BEGIN GIVEN ENTRIES

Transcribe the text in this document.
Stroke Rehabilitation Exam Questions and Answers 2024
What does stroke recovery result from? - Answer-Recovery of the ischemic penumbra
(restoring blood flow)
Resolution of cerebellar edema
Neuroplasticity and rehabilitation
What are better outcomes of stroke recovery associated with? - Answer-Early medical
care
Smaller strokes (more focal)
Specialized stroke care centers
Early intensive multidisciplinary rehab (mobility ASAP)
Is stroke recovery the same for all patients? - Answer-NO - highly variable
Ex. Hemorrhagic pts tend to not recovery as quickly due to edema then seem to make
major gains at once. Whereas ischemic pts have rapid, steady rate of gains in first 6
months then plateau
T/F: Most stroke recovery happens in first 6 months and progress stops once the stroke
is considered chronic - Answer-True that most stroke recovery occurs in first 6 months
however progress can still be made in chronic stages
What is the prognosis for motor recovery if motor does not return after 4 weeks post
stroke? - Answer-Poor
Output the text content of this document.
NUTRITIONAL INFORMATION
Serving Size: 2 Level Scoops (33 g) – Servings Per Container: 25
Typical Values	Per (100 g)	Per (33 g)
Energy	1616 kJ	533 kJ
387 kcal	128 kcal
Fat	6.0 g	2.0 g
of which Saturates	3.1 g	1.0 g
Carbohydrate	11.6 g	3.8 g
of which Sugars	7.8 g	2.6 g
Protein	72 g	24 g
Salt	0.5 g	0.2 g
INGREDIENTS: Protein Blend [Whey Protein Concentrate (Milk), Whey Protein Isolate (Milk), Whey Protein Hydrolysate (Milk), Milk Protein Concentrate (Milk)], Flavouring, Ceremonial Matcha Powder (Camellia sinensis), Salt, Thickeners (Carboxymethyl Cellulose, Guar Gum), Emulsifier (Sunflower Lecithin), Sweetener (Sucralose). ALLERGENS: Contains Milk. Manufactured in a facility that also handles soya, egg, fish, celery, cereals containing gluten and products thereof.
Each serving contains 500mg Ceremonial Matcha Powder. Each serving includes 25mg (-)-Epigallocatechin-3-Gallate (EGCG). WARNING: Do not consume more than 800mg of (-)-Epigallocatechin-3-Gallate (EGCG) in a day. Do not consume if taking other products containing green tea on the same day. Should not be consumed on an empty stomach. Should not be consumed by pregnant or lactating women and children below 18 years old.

END GIVEN ENTRIES

YOUR INSTRUCTIONS: Would you please copy out every line of the data exactly?

SOLVED PROBLEM:
Transcribe the text in this document.
Stroke Rehabilitation Exam Questions and Answers 2024
What does stroke recovery result from? - Answer-Recovery of the ischemic penumbra
(restoring blood flow)
Resolution of cerebellar edema
Neuroplasticity and rehabilitation
What are better outcomes of stroke recovery associated with? - Answer-Early medical
care
Smaller strokes (more focal)
Specialized stroke care centers
Early intensive multidisciplinary rehab (mobility ASAP)
Is stroke recovery the same for all patients? - Answer-NO - highly variable
Ex. Hemorrhagic pts tend to not recovery as quickly due to edema then seem to make
major gains at once. Whereas ischemic pts have rapid, steady rate of gains in first 6
months then plateau
T/F: Most stroke recovery happens in first 6 months and progress stops once the stroke
is considered chronic - Answer-True that most stroke recovery occurs in first 6 months
however progress can still be made in chronic stages
What is the prognosis for motor recovery if motor does not return after 4 weeks post
stroke? - Answer-Poor
Output the text content of this document.
NUTRITIONAL INFORMATION
Serving Size: 2 Level Scoops (33 g) – Servings Per Container: 25
Typical Values	Per (100 g)	Per (33 g)
Energy	1616 kJ	533 kJ
387 kcal	128 kcal
Fat	6.0 g	2.0 g
of which Saturates	3.1 g	1.0 g
Carbohydrate	11.6 g	3.8 g
of which Sugars	7.8 g	2.6 g
Protein	72 g	24 g
Salt	0.5 g	0.2 g
INGREDIENTS: Protein Blend [Whey Protein Concentrate (Milk), Whey Protein Isolate (Milk), Whey Protein Hydrolysate (Milk), Milk Protein Concentrate (Milk)], Flavouring, Ceremonial Matcha Powder (Camellia sinensis), Salt, Thickeners (Carboxymethyl Cellulose, Guar Gum), Emulsifier (Sunflower Lecithin), Sweetener (Sucralose). ALLERGENS: Contains Milk. Manufactured in a facility that also handles soya, egg, fish, celery, cereals containing gluten and products thereof.
Each serving contains 500mg Ceremonial Matcha Powder. Each serving includes 25mg (-)-Epigallocatechin-3-Gallate (EGCG). WARNING: Do not consume more than 800mg of (-)-Epigallocatechin-3-Gallate (EGCG) in a day. Do not consume if taking other products containing green tea on the same day. Should not be consumed on an empty stomach. Should not be consumed by pregnant or lactating women and children below 18 years old.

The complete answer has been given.